PROVIDED DATA:
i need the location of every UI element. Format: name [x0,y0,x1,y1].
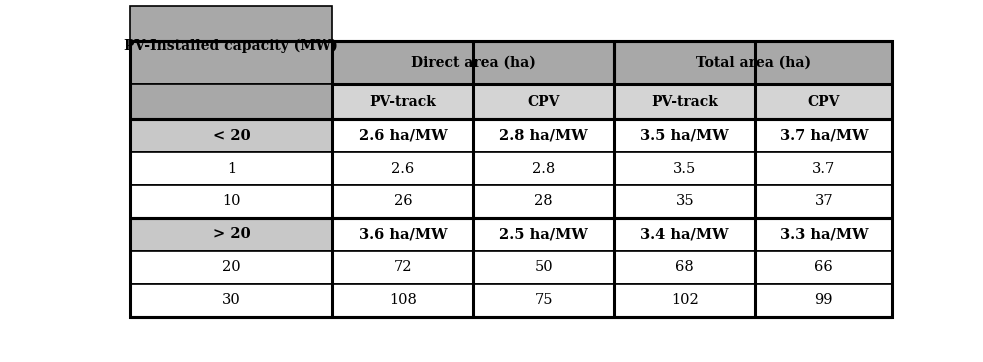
Text: 3.7 ha/MW: 3.7 ha/MW [780,129,868,143]
Text: < 20: < 20 [212,129,251,143]
Text: 50: 50 [535,260,553,274]
Text: 37: 37 [815,194,833,209]
Bar [614,218,755,251]
Text: 2.8 ha/MW: 2.8 ha/MW [499,129,588,143]
Text: 2.6 ha/MW: 2.6 ha/MW [359,129,447,143]
Bar [131,284,332,317]
Bar [332,119,474,152]
Bar [131,218,332,251]
Text: 10: 10 [222,194,241,209]
Text: 99: 99 [815,293,833,307]
Bar [474,251,614,284]
Bar [474,152,614,185]
Bar [614,185,755,218]
Bar [474,84,614,119]
Text: 66: 66 [814,260,834,274]
Bar [131,119,332,152]
Bar [332,84,474,119]
Bar [755,185,893,218]
Text: CPV: CPV [528,95,560,109]
Bar [755,218,893,251]
Bar [332,284,474,317]
Text: 30: 30 [222,293,241,307]
Bar [474,284,614,317]
Text: 35: 35 [675,194,694,209]
Bar [474,218,614,251]
Bar [332,251,474,284]
Text: CPV: CPV [808,95,839,109]
Bar [614,152,755,185]
Text: 68: 68 [675,260,694,274]
Text: PV-track: PV-track [370,95,436,109]
Bar [614,84,755,119]
Text: > 20: > 20 [212,227,251,241]
Text: 3.5 ha/MW: 3.5 ha/MW [640,129,729,143]
Bar [614,41,893,84]
Text: 2.6: 2.6 [391,161,415,176]
Text: 72: 72 [393,260,412,274]
Bar [614,251,755,284]
Text: Direct area (ha): Direct area (ha) [411,56,536,70]
Bar [131,251,332,284]
Text: 2.8: 2.8 [532,161,555,176]
Bar [332,41,614,84]
Text: 102: 102 [670,293,699,307]
Bar [131,7,332,84]
Bar [474,119,614,152]
Text: PV-Installed capacity (MW): PV-Installed capacity (MW) [125,38,338,52]
Bar [131,152,332,185]
Bar [332,218,474,251]
Text: 3.7: 3.7 [812,161,836,176]
Text: 26: 26 [393,194,412,209]
Bar [755,152,893,185]
Text: 3.3 ha/MW: 3.3 ha/MW [780,227,868,241]
Bar [131,84,332,119]
Text: 3.5: 3.5 [673,161,696,176]
Text: 75: 75 [535,293,553,307]
Bar [332,152,474,185]
Text: 28: 28 [535,194,553,209]
Bar [755,251,893,284]
Bar [755,284,893,317]
Text: PV-track: PV-track [652,95,719,109]
Bar [614,119,755,152]
Bar [131,185,332,218]
Bar [474,185,614,218]
Text: 3.6 ha/MW: 3.6 ha/MW [359,227,447,241]
Bar [332,185,474,218]
Bar [755,84,893,119]
Text: Total area (ha): Total area (ha) [696,56,811,70]
Text: 108: 108 [389,293,417,307]
Text: 2.5 ha/MW: 2.5 ha/MW [499,227,588,241]
Bar [614,284,755,317]
Text: 3.4 ha/MW: 3.4 ha/MW [641,227,729,241]
Text: 1: 1 [227,161,236,176]
Bar [755,119,893,152]
Text: 20: 20 [222,260,241,274]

CHALLENGE:
Please quote every line above word for word, leaving out the picture.

FULL RESPONSE:
i need the location of every UI element. Format: name [x0,y0,x1,y1].
Text: 3.7 ha/MW: 3.7 ha/MW [780,129,868,143]
Text: < 20: < 20 [212,129,251,143]
Text: 50: 50 [535,260,553,274]
Text: 37: 37 [815,194,833,209]
Bar [614,218,755,251]
Text: 2.8 ha/MW: 2.8 ha/MW [499,129,588,143]
Text: 2.6 ha/MW: 2.6 ha/MW [359,129,447,143]
Bar [131,284,332,317]
Bar [332,119,474,152]
Bar [131,218,332,251]
Text: 10: 10 [222,194,241,209]
Text: 99: 99 [815,293,833,307]
Bar [474,251,614,284]
Bar [474,152,614,185]
Bar [614,185,755,218]
Bar [474,84,614,119]
Text: 66: 66 [814,260,834,274]
Bar [131,119,332,152]
Bar [332,84,474,119]
Bar [755,185,893,218]
Text: CPV: CPV [528,95,560,109]
Bar [755,218,893,251]
Bar [332,284,474,317]
Text: 30: 30 [222,293,241,307]
Bar [474,284,614,317]
Text: 35: 35 [675,194,694,209]
Bar [474,218,614,251]
Bar [332,251,474,284]
Text: CPV: CPV [808,95,839,109]
Bar [614,152,755,185]
Text: 68: 68 [675,260,694,274]
Text: PV-track: PV-track [370,95,436,109]
Bar [614,84,755,119]
Text: > 20: > 20 [212,227,251,241]
Text: 3.5 ha/MW: 3.5 ha/MW [640,129,729,143]
Bar [614,41,893,84]
Text: 2.6: 2.6 [391,161,415,176]
Text: 72: 72 [393,260,412,274]
Bar [614,251,755,284]
Text: Direct area (ha): Direct area (ha) [411,56,536,70]
Bar [131,251,332,284]
Text: 2.8: 2.8 [532,161,555,176]
Bar [332,41,614,84]
Text: 102: 102 [670,293,699,307]
Bar [131,7,332,84]
Bar [474,119,614,152]
Text: PV-Installed capacity (MW): PV-Installed capacity (MW) [125,38,338,52]
Bar [131,152,332,185]
Bar [332,218,474,251]
Text: 3.7: 3.7 [812,161,836,176]
Text: 26: 26 [393,194,412,209]
Bar [755,152,893,185]
Text: 3.3 ha/MW: 3.3 ha/MW [780,227,868,241]
Bar [131,84,332,119]
Text: 3.5: 3.5 [673,161,696,176]
Text: 75: 75 [535,293,553,307]
Bar [332,152,474,185]
Text: 28: 28 [535,194,553,209]
Bar [755,251,893,284]
Bar [755,284,893,317]
Text: PV-track: PV-track [652,95,719,109]
Bar [614,119,755,152]
Bar [131,185,332,218]
Bar [474,185,614,218]
Text: 3.6 ha/MW: 3.6 ha/MW [359,227,447,241]
Bar [332,185,474,218]
Bar [755,84,893,119]
Text: Total area (ha): Total area (ha) [696,56,811,70]
Text: 108: 108 [389,293,417,307]
Text: 2.5 ha/MW: 2.5 ha/MW [499,227,588,241]
Bar [614,284,755,317]
Text: 3.4 ha/MW: 3.4 ha/MW [641,227,729,241]
Text: 1: 1 [227,161,236,176]
Bar [755,119,893,152]
Text: 20: 20 [222,260,241,274]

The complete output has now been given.